**REQUIRED TASK:** Emit the data below verbatim, stripping out any pictures.

**ITEMS:**
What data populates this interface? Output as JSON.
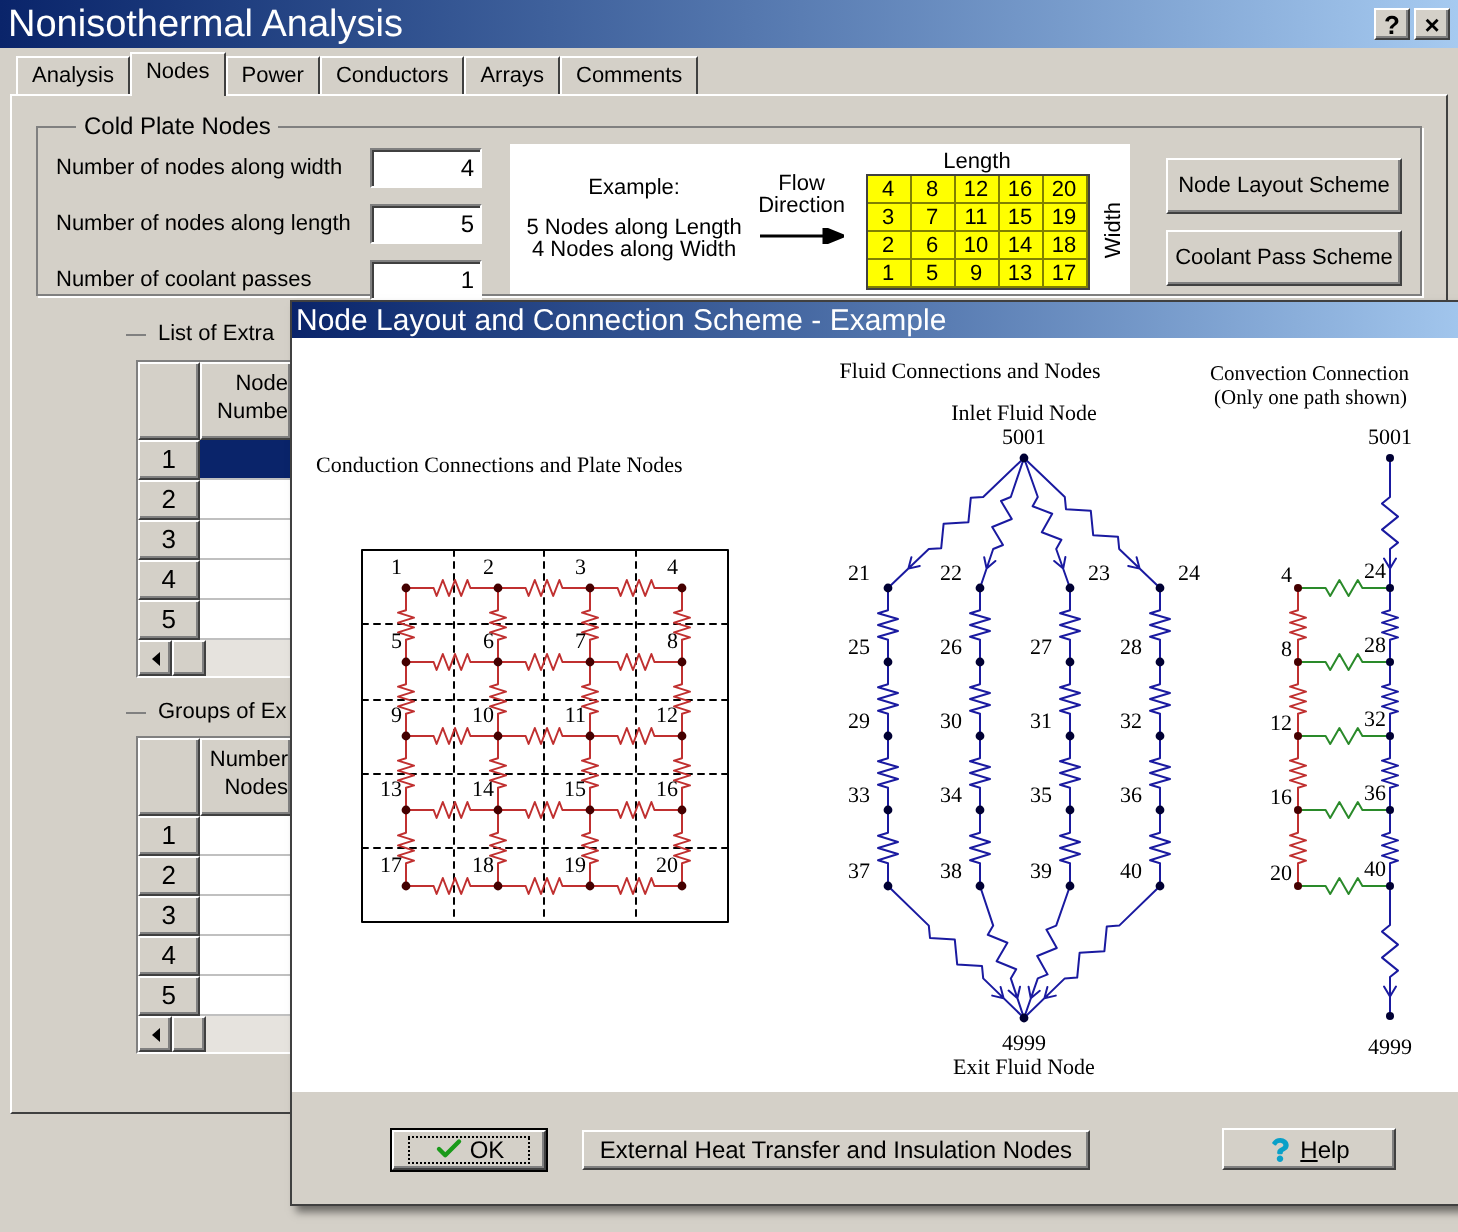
{
  "window": {
    "title": "Nonisothermal Analysis",
    "title_buttons": [
      "?",
      "×"
    ]
  },
  "tabs": [
    {
      "label": "Analysis",
      "selected": false
    },
    {
      "label": "Nodes",
      "selected": true
    },
    {
      "label": "Power",
      "selected": false
    },
    {
      "label": "Conductors",
      "selected": false
    },
    {
      "label": "Arrays",
      "selected": false
    },
    {
      "label": "Comments",
      "selected": false
    }
  ],
  "cold_plate": {
    "title": "Cold Plate Nodes",
    "fields": [
      {
        "label": "Number of nodes along width",
        "value": "4"
      },
      {
        "label": "Number of nodes along length",
        "value": "5"
      },
      {
        "label": "Number of coolant passes",
        "value": "1"
      }
    ],
    "example": {
      "caption": "Example:",
      "lines": [
        "5 Nodes along Length",
        "4 Nodes along Width"
      ],
      "flow_label": [
        "Flow",
        "Direction"
      ],
      "length_label": "Length",
      "width_label": "Width",
      "grid": [
        [
          "4",
          "8",
          "12",
          "16",
          "20"
        ],
        [
          "3",
          "7",
          "11",
          "15",
          "19"
        ],
        [
          "2",
          "6",
          "10",
          "14",
          "18"
        ],
        [
          "1",
          "5",
          "9",
          "13",
          "17"
        ]
      ]
    },
    "buttons": [
      "Node Layout Scheme",
      "Coolant Pass Scheme"
    ]
  },
  "extra_nodes": {
    "title": "List of Extra",
    "column": [
      "Node",
      "Numbe"
    ],
    "rows": [
      {
        "label": "1",
        "selected": true
      },
      {
        "label": "2",
        "selected": false
      },
      {
        "label": "3",
        "selected": false
      },
      {
        "label": "4",
        "selected": false
      },
      {
        "label": "5",
        "selected": false
      }
    ]
  },
  "groups": {
    "title": "Groups of Ex",
    "column": [
      "Number",
      "Nodes"
    ],
    "rows": [
      {
        "label": "1",
        "selected": false
      },
      {
        "label": "2",
        "selected": false
      },
      {
        "label": "3",
        "selected": false
      },
      {
        "label": "4",
        "selected": false
      },
      {
        "label": "5",
        "selected": false
      }
    ]
  },
  "dialog": {
    "title": "Node Layout and Connection Scheme - Example",
    "conduction": {
      "title": "Conduction Connections and Plate Nodes",
      "nodes": [
        [
          "1",
          "2",
          "3",
          "4"
        ],
        [
          "5",
          "6",
          "7",
          "8"
        ],
        [
          "9",
          "10",
          "11",
          "12"
        ],
        [
          "13",
          "14",
          "15",
          "16"
        ],
        [
          "17",
          "18",
          "19",
          "20"
        ]
      ]
    },
    "fluid": {
      "title": "Fluid Connections and Nodes",
      "inlet_label": "Inlet Fluid Node",
      "inlet_node": "5001",
      "nodes": [
        [
          "21",
          "22",
          "23",
          "24"
        ],
        [
          "25",
          "26",
          "27",
          "28"
        ],
        [
          "29",
          "30",
          "31",
          "32"
        ],
        [
          "33",
          "34",
          "35",
          "36"
        ],
        [
          "37",
          "38",
          "39",
          "40"
        ]
      ],
      "exit_node": "4999",
      "exit_label": "Exit Fluid Node"
    },
    "convection": {
      "title": [
        "Convection Connection",
        "(Only one path shown)"
      ],
      "inlet_node": "5001",
      "plate_nodes": [
        "4",
        "8",
        "12",
        "16",
        "20"
      ],
      "fluid_nodes": [
        "24",
        "28",
        "32",
        "36",
        "40"
      ],
      "exit_node": "4999"
    },
    "buttons": [
      {
        "kind": "ok",
        "label": "OK"
      },
      {
        "kind": "plain",
        "label": "External Heat Transfer and Insulation Nodes"
      },
      {
        "kind": "help",
        "label": "Help"
      }
    ]
  }
}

**RESULT OF THE TASK:**
What data populates this interface? Output as JSON.
{
  "window": {
    "title": "Nonisothermal Analysis",
    "title_buttons": [
      "?",
      "×"
    ]
  },
  "tabs": [
    {
      "label": "Analysis",
      "selected": false
    },
    {
      "label": "Nodes",
      "selected": true
    },
    {
      "label": "Power",
      "selected": false
    },
    {
      "label": "Conductors",
      "selected": false
    },
    {
      "label": "Arrays",
      "selected": false
    },
    {
      "label": "Comments",
      "selected": false
    }
  ],
  "cold_plate": {
    "title": "Cold Plate Nodes",
    "fields": [
      {
        "label": "Number of nodes along width",
        "value": "4"
      },
      {
        "label": "Number of nodes along length",
        "value": "5"
      },
      {
        "label": "Number of coolant passes",
        "value": "1"
      }
    ],
    "example": {
      "caption": "Example:",
      "lines": [
        "5 Nodes along Length",
        "4 Nodes along Width"
      ],
      "flow_label": [
        "Flow",
        "Direction"
      ],
      "length_label": "Length",
      "width_label": "Width",
      "grid": [
        [
          "4",
          "8",
          "12",
          "16",
          "20"
        ],
        [
          "3",
          "7",
          "11",
          "15",
          "19"
        ],
        [
          "2",
          "6",
          "10",
          "14",
          "18"
        ],
        [
          "1",
          "5",
          "9",
          "13",
          "17"
        ]
      ]
    },
    "buttons": [
      "Node Layout Scheme",
      "Coolant Pass Scheme"
    ]
  },
  "extra_nodes": {
    "title": "List of Extra",
    "column": [
      "Node",
      "Numbe"
    ],
    "rows": [
      {
        "label": "1",
        "selected": true
      },
      {
        "label": "2",
        "selected": false
      },
      {
        "label": "3",
        "selected": false
      },
      {
        "label": "4",
        "selected": false
      },
      {
        "label": "5",
        "selected": false
      }
    ]
  },
  "groups": {
    "title": "Groups of Ex",
    "column": [
      "Number",
      "Nodes"
    ],
    "rows": [
      {
        "label": "1",
        "selected": false
      },
      {
        "label": "2",
        "selected": false
      },
      {
        "label": "3",
        "selected": false
      },
      {
        "label": "4",
        "selected": false
      },
      {
        "label": "5",
        "selected": false
      }
    ]
  },
  "dialog": {
    "title": "Node Layout and Connection Scheme - Example",
    "conduction": {
      "title": "Conduction Connections and Plate Nodes",
      "nodes": [
        [
          "1",
          "2",
          "3",
          "4"
        ],
        [
          "5",
          "6",
          "7",
          "8"
        ],
        [
          "9",
          "10",
          "11",
          "12"
        ],
        [
          "13",
          "14",
          "15",
          "16"
        ],
        [
          "17",
          "18",
          "19",
          "20"
        ]
      ]
    },
    "fluid": {
      "title": "Fluid Connections and Nodes",
      "inlet_label": "Inlet Fluid Node",
      "inlet_node": "5001",
      "nodes": [
        [
          "21",
          "22",
          "23",
          "24"
        ],
        [
          "25",
          "26",
          "27",
          "28"
        ],
        [
          "29",
          "30",
          "31",
          "32"
        ],
        [
          "33",
          "34",
          "35",
          "36"
        ],
        [
          "37",
          "38",
          "39",
          "40"
        ]
      ],
      "exit_node": "4999",
      "exit_label": "Exit Fluid Node"
    },
    "convection": {
      "title": [
        "Convection Connection",
        "(Only one path shown)"
      ],
      "inlet_node": "5001",
      "plate_nodes": [
        "4",
        "8",
        "12",
        "16",
        "20"
      ],
      "fluid_nodes": [
        "24",
        "28",
        "32",
        "36",
        "40"
      ],
      "exit_node": "4999"
    },
    "buttons": [
      {
        "kind": "ok",
        "label": "OK"
      },
      {
        "kind": "plain",
        "label": "External Heat Transfer and Insulation Nodes"
      },
      {
        "kind": "help",
        "label": "Help"
      }
    ]
  }
}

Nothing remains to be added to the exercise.